DATA IN THIS EXERCISE
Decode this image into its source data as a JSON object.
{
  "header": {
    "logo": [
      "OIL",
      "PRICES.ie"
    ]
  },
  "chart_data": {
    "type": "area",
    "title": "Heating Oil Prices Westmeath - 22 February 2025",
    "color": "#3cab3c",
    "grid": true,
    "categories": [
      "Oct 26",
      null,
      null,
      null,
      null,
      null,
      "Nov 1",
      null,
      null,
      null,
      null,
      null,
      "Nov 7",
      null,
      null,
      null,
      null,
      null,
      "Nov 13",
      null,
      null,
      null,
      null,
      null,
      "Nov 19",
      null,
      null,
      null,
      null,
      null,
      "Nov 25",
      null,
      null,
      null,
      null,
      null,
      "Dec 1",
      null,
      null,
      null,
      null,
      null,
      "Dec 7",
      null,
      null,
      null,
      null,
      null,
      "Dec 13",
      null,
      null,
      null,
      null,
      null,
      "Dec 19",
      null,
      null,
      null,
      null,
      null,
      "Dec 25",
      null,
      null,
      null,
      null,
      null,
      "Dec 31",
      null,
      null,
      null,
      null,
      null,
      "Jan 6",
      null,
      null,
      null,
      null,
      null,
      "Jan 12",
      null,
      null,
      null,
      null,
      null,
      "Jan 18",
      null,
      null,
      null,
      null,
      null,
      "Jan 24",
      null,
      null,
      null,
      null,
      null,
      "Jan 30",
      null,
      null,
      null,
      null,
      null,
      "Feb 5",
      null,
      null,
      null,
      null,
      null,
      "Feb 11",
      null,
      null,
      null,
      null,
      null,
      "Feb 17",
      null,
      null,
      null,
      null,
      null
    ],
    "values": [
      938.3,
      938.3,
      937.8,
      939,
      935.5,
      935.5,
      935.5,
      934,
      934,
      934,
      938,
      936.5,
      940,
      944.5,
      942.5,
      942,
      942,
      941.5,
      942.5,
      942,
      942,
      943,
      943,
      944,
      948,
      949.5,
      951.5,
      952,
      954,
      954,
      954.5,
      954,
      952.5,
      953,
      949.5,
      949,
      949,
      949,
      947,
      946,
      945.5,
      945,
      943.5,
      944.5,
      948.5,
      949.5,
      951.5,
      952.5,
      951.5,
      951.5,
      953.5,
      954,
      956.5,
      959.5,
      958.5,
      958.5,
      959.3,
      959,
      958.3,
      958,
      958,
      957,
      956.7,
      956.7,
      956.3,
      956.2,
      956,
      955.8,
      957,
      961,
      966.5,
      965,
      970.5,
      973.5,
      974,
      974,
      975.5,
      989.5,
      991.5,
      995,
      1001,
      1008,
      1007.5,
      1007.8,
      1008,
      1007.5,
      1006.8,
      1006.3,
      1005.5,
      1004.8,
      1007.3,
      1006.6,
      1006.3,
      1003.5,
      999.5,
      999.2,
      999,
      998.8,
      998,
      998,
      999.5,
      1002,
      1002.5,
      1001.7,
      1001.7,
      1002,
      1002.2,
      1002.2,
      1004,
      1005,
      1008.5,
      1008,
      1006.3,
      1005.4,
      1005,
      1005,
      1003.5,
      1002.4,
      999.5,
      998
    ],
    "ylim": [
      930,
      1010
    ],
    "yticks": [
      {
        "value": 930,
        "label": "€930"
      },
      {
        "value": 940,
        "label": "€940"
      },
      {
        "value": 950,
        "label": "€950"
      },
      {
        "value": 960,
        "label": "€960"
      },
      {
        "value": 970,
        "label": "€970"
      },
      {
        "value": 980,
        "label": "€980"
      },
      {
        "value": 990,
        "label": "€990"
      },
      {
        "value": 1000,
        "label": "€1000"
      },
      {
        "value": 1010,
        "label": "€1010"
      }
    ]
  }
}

BRIEF
Return, from the data, each line that has the word "label" in it.

ANSWER
        "label": "€930"
        "label": "€940"
        "label": "€950"
        "label": "€960"
        "label": "€970"
        "label": "€980"
        "label": "€990"
        "label": "€1000"
        "label": "€1010"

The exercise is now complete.